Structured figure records
-- START --
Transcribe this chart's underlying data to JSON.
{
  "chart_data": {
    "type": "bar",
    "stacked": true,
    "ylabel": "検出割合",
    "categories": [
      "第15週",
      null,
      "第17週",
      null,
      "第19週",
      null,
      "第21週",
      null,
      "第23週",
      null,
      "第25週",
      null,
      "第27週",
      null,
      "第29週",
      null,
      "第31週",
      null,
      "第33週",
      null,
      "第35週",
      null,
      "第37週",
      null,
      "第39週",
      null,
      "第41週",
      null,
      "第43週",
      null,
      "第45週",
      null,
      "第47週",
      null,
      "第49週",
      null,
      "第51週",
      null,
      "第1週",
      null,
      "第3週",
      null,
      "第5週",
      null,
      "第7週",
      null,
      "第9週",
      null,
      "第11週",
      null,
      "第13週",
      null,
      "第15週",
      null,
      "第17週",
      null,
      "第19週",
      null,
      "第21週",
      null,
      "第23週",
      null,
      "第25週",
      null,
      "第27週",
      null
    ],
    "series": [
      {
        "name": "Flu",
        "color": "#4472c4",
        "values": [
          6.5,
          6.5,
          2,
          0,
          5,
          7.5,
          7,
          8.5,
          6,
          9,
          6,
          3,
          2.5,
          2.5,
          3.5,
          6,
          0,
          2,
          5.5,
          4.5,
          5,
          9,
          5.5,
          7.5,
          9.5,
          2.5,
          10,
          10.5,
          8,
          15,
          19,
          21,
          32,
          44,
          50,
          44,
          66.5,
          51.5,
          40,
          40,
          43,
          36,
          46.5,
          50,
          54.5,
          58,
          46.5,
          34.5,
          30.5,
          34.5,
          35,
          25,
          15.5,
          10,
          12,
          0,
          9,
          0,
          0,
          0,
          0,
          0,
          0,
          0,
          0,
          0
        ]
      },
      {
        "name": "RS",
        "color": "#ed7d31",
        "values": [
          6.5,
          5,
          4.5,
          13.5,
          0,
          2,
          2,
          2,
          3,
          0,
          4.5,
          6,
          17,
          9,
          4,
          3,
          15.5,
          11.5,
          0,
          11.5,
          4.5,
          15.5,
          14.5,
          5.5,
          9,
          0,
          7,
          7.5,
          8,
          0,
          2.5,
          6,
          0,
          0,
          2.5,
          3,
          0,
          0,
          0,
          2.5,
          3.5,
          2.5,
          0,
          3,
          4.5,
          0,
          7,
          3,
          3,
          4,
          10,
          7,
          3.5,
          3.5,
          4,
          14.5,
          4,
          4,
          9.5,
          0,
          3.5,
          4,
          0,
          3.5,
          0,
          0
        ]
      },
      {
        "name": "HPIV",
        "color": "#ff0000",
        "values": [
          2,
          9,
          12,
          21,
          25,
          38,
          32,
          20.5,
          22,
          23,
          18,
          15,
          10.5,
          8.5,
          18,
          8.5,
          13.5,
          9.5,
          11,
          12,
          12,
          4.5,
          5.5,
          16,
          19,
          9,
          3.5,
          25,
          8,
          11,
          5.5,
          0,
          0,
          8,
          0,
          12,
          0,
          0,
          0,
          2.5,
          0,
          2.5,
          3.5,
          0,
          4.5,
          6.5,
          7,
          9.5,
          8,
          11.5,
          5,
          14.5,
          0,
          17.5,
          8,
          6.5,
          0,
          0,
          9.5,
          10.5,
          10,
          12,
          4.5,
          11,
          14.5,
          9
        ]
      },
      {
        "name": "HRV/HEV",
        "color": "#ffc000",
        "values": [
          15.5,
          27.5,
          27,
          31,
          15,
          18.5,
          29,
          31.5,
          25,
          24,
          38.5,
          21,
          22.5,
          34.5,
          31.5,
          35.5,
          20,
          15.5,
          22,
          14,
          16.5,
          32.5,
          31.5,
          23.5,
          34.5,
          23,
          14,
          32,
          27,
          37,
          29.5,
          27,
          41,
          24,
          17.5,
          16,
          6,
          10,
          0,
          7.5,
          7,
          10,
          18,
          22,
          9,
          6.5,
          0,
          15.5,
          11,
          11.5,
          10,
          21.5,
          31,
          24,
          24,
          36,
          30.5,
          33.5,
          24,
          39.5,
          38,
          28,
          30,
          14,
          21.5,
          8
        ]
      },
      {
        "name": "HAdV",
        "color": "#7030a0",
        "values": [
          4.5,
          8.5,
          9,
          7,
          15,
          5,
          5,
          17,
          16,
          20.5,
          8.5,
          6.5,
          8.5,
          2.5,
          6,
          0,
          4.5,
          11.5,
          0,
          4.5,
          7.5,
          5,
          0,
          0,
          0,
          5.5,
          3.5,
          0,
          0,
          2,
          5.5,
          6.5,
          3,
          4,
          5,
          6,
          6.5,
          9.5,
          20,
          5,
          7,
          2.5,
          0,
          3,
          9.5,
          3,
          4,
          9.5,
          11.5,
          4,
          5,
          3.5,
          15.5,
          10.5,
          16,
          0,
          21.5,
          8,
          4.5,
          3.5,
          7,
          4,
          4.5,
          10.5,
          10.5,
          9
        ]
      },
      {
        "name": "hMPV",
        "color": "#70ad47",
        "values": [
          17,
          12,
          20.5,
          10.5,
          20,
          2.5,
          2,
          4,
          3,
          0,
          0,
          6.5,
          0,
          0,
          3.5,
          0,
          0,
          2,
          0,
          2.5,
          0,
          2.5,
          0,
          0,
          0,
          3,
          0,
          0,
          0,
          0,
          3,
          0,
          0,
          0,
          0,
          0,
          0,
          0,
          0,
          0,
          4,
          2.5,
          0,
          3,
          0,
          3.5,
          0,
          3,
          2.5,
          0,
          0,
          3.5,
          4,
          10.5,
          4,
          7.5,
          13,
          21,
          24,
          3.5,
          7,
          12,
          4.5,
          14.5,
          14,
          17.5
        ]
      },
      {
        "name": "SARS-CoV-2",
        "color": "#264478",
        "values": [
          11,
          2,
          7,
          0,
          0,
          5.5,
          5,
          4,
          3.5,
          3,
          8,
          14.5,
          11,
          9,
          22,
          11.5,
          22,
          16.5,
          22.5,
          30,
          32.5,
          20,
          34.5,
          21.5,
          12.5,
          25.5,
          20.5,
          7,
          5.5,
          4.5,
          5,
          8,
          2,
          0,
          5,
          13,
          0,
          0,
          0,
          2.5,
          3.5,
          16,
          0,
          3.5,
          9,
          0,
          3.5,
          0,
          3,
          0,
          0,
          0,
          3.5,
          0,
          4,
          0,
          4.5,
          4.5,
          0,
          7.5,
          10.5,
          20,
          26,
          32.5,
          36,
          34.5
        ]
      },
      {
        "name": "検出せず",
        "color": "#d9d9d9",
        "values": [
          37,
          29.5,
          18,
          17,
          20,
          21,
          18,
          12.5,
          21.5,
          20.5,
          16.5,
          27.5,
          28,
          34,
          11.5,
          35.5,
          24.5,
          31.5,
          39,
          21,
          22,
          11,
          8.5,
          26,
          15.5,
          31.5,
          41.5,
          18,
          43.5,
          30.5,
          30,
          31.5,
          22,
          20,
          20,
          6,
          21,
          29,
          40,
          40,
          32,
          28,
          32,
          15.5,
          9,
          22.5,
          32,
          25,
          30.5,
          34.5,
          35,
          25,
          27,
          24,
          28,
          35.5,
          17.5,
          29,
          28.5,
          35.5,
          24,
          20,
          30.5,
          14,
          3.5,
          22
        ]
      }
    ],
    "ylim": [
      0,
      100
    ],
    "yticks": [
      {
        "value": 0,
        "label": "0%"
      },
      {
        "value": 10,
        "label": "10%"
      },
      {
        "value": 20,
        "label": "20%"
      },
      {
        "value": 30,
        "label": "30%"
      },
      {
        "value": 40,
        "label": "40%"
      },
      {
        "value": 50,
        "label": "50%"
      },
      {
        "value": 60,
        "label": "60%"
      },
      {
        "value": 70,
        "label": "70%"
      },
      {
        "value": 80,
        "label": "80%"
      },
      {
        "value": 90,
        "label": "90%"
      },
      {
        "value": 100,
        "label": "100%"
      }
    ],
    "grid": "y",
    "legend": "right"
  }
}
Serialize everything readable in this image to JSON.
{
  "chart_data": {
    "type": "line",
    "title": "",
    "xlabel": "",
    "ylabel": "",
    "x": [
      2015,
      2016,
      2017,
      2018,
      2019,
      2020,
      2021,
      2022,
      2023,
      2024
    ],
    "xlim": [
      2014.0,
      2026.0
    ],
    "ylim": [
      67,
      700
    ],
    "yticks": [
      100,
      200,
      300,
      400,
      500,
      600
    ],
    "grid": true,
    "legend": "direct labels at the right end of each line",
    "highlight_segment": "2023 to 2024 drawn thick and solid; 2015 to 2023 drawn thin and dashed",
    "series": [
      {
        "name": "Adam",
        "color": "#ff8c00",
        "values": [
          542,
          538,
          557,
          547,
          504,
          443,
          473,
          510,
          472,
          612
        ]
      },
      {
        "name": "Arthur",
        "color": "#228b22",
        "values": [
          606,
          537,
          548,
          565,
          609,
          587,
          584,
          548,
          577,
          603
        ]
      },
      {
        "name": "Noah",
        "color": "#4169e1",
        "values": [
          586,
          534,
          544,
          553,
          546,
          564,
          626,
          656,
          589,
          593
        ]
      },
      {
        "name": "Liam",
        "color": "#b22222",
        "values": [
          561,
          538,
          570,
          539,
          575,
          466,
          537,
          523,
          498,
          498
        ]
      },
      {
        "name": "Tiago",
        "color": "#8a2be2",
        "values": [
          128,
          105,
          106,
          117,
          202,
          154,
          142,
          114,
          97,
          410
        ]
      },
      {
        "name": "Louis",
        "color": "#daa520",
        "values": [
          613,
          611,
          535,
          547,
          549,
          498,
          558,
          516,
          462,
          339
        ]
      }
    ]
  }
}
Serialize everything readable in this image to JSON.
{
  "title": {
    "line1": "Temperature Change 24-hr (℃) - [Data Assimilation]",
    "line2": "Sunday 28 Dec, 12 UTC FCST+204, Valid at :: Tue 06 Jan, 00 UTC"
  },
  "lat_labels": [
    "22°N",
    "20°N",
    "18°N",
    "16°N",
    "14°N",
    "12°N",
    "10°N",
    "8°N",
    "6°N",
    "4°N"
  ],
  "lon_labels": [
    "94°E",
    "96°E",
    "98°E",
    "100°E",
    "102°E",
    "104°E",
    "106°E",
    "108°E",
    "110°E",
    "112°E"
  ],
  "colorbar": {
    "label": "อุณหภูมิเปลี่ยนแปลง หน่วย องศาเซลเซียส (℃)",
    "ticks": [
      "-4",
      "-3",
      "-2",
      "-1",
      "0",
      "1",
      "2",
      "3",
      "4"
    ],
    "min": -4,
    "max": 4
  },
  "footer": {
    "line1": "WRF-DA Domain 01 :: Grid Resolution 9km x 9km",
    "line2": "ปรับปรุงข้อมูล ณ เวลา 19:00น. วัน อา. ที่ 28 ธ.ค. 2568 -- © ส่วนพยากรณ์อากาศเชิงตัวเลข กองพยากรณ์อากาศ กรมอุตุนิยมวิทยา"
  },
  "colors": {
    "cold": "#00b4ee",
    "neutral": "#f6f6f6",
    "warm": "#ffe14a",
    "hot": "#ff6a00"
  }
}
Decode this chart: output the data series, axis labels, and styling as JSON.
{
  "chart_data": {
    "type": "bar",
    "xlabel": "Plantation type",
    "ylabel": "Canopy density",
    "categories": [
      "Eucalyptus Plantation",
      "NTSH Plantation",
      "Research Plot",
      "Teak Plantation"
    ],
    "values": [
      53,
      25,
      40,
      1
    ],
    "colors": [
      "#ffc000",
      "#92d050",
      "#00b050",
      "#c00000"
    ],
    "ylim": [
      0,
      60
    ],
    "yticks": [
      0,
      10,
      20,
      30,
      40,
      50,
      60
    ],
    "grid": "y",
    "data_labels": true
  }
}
-- END --
= What you should do =
Filter the listing for the word "this" and copy every line that holds it.

= Result of the exercise =
Transcribe this chart's underlying data to JSON.
Serialize everything readable in this image to JSON.
Serialize everything readable in this image to JSON.
Decode this chart: output the data series, axis labels, and styling as JSON.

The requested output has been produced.